▶ [Short task] Which lines in the records below contain the word "siguiente"? Copy each one out.

▶ [The data]
..........

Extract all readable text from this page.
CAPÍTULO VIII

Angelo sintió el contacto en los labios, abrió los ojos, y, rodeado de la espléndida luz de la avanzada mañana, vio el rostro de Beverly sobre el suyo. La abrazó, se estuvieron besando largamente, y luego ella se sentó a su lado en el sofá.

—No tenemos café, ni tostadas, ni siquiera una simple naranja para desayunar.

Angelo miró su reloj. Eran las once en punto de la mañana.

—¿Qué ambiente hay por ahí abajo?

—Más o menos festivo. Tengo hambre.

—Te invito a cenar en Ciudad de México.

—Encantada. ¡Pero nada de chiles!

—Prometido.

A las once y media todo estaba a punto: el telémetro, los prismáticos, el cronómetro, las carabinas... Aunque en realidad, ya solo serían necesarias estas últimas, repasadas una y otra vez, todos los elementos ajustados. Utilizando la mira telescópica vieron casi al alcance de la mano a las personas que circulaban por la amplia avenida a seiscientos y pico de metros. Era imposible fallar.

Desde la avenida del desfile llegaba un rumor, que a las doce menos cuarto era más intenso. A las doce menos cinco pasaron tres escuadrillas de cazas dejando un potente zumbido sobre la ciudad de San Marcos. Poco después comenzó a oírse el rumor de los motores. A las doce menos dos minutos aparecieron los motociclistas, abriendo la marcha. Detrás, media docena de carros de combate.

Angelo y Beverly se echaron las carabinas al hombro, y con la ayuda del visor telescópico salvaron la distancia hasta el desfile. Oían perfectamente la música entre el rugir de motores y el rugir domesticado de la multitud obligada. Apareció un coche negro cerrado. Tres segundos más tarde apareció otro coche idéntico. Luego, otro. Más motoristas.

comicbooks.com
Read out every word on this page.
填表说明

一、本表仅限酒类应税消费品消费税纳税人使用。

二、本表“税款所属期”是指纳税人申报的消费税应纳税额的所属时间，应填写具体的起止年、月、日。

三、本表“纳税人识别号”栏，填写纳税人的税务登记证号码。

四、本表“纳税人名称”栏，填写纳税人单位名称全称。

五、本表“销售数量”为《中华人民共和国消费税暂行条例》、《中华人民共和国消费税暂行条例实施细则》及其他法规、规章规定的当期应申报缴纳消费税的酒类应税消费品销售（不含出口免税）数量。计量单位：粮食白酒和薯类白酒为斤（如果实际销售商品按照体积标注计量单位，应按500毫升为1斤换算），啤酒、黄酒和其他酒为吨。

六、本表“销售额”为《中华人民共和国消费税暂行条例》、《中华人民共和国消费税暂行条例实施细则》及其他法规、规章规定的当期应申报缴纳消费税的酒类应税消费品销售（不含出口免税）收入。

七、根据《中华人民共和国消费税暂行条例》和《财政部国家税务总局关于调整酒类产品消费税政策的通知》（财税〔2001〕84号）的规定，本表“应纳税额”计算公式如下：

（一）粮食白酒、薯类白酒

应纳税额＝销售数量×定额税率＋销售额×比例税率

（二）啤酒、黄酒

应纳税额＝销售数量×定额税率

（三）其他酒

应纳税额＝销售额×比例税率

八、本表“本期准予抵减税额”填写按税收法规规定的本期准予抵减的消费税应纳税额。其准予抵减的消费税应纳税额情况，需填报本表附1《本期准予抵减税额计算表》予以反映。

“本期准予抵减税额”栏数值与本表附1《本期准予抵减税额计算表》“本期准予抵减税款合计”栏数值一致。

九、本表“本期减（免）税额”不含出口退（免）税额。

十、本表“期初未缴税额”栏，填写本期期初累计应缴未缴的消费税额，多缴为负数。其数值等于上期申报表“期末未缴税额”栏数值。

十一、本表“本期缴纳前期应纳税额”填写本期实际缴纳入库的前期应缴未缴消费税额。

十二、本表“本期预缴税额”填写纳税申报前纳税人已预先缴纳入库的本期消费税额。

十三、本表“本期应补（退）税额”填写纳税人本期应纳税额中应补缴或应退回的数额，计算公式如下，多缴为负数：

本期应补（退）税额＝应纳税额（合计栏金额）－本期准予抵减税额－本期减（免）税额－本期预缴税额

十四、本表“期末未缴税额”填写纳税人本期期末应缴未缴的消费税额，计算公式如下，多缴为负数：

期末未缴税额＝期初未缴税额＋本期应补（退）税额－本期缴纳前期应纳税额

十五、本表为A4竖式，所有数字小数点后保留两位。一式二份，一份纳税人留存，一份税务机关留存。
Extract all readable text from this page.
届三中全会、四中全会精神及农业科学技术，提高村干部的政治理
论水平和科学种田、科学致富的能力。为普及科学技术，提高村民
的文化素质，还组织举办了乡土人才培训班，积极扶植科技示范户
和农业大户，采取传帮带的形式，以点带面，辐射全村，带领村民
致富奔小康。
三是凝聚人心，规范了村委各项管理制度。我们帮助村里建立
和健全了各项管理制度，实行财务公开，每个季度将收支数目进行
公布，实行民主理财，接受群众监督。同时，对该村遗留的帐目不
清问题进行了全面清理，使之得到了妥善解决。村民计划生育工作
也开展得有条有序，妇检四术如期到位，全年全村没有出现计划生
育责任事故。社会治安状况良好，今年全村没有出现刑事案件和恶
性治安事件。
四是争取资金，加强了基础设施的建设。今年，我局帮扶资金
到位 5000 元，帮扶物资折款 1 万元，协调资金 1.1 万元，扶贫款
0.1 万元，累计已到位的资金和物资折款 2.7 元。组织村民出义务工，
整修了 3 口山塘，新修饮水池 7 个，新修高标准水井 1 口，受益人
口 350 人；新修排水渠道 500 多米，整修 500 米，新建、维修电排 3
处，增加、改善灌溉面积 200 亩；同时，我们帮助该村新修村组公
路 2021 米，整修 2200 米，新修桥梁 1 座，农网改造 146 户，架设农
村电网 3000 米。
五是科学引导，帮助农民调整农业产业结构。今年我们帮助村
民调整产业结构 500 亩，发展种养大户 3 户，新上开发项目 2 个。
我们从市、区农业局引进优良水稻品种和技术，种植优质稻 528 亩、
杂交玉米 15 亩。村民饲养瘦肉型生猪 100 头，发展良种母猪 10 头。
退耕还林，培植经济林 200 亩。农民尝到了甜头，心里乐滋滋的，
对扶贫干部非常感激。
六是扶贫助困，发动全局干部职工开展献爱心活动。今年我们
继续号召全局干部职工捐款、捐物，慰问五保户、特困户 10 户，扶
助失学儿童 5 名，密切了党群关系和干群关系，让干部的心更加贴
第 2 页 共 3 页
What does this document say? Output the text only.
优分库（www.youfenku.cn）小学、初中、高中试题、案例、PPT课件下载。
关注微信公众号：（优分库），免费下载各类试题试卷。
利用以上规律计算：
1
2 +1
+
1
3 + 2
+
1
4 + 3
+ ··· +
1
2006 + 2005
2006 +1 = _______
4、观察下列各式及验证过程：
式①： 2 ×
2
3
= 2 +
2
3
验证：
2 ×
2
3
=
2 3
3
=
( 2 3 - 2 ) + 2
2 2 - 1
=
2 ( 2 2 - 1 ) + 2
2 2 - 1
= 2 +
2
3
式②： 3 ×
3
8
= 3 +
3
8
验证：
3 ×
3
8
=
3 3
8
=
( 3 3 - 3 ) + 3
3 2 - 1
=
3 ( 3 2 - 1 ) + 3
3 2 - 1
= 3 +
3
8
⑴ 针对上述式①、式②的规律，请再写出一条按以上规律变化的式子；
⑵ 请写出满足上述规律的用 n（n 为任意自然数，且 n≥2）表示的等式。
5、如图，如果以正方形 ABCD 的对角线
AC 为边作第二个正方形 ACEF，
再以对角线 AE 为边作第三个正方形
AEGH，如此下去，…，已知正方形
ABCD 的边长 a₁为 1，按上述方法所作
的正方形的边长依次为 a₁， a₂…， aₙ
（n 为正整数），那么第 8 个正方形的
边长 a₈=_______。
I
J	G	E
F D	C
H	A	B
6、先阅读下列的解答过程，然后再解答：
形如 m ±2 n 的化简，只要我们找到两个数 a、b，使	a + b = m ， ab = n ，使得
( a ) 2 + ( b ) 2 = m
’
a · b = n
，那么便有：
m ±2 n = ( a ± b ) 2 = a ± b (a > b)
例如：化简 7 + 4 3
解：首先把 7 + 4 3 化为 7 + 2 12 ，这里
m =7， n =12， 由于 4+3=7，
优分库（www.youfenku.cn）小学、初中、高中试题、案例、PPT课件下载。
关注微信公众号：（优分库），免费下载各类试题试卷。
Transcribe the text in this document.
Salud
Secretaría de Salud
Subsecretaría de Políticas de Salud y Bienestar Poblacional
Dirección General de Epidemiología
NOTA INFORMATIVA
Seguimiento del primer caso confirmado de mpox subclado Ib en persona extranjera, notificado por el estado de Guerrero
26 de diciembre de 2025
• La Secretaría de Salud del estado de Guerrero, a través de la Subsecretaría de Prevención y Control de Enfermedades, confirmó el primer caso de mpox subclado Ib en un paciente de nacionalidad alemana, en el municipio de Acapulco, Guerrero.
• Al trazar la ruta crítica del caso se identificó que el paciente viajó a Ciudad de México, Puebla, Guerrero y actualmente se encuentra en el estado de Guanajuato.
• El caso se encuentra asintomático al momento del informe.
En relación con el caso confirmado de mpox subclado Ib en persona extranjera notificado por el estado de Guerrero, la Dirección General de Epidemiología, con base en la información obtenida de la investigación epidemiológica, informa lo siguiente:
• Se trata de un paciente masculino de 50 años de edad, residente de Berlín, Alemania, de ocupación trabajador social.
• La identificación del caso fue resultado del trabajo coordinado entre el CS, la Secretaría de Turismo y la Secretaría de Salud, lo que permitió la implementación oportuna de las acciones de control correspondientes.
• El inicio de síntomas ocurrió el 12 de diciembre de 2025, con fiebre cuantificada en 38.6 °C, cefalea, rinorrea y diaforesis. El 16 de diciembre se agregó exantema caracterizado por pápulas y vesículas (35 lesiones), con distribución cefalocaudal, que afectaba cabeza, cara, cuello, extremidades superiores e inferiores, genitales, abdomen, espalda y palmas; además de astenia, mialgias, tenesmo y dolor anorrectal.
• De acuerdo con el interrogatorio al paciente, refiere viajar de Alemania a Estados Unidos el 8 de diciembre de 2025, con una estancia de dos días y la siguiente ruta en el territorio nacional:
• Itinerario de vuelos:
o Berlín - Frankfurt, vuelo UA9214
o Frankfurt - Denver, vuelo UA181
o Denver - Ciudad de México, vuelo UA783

..........

▶ [Solution to this task]
En relación con el caso confirmado de mpox subclado Ib en persona extranjera notificado por el estado de Guerrero, la Dirección General de Epidemiología, con base en la información obtenida de la investigación epidemiológica, informa lo siguiente:
• De acuerdo con el interrogatorio al paciente, refiere viajar de Alemania a Estados Unidos el 8 de diciembre de 2025, con una estancia de dos días y la siguiente ruta en el territorio nacional:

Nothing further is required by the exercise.